» Task objective
Copy every line of the data that contains the string "this".

┌─ Dataset content

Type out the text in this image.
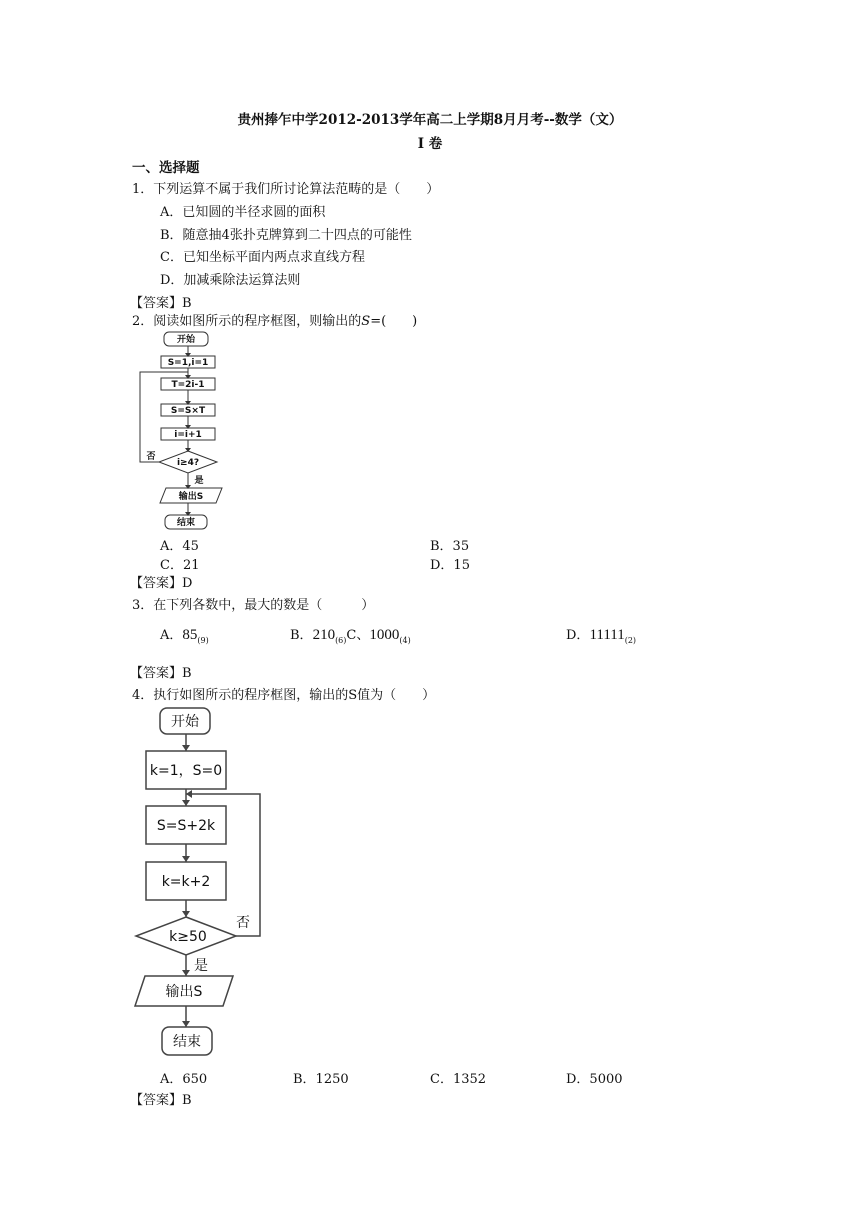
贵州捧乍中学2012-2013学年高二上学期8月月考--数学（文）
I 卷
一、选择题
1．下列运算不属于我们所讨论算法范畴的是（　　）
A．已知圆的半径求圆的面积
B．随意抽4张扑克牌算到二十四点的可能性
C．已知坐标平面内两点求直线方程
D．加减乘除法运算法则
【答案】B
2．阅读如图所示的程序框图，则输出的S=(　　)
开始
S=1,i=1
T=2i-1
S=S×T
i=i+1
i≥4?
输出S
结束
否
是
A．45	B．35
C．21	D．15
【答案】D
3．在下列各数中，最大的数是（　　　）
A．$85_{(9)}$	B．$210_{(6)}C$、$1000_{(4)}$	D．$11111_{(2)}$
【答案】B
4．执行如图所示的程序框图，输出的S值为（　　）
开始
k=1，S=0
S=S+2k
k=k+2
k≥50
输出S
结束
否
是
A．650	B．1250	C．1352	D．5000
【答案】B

└─
┌─ Dataset content

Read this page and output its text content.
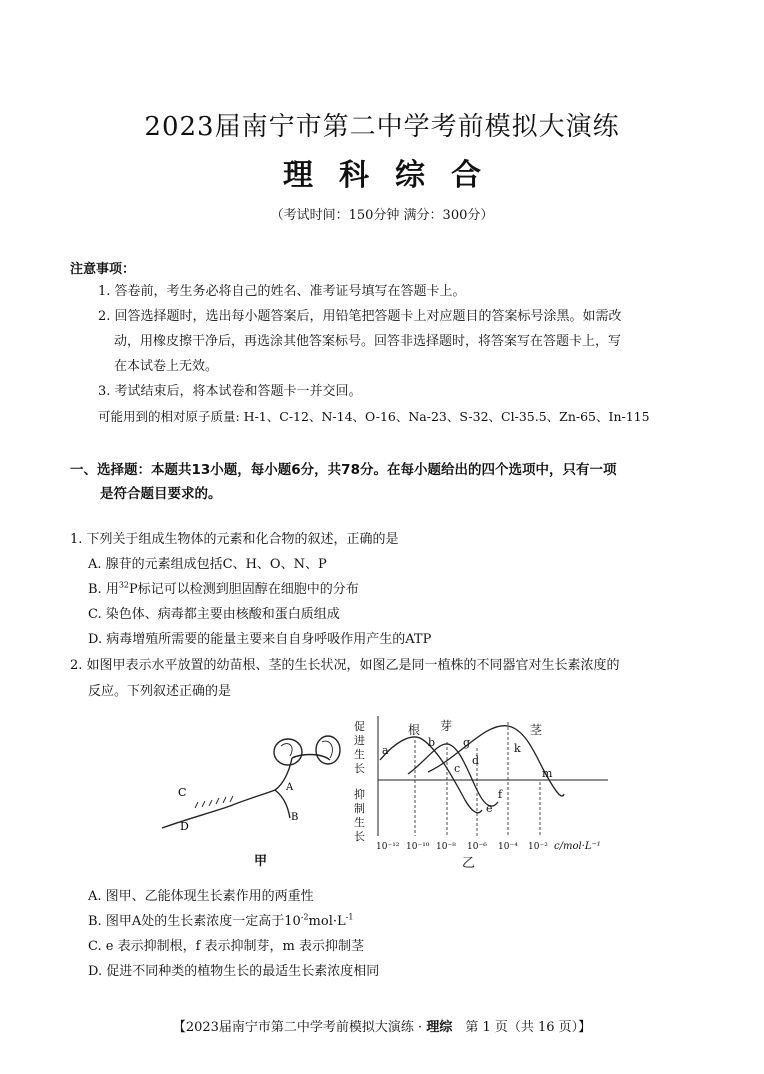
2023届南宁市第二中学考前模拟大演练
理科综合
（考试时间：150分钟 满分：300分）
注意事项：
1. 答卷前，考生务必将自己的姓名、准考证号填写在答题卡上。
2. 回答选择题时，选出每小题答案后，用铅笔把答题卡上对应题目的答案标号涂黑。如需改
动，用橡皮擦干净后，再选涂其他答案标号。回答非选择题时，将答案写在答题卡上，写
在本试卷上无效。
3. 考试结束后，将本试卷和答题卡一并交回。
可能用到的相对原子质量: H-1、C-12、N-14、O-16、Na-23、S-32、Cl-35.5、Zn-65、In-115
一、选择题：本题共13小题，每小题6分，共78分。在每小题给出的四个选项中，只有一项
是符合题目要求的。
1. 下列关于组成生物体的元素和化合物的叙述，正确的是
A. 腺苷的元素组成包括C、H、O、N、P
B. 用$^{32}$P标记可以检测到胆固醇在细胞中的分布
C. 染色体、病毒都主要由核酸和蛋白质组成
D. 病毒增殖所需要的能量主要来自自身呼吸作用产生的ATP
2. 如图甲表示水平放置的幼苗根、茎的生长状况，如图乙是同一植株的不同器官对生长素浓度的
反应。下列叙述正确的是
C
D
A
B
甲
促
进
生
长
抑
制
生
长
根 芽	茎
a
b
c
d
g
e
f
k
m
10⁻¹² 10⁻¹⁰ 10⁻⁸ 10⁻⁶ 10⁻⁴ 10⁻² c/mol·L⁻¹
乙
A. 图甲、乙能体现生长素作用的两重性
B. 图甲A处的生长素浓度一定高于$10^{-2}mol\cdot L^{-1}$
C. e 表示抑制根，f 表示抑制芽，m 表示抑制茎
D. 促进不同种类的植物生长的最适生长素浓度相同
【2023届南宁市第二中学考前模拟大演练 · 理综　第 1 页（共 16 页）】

└─

» Exercise answer
Type out the text in this image.
Read this page and output its text content.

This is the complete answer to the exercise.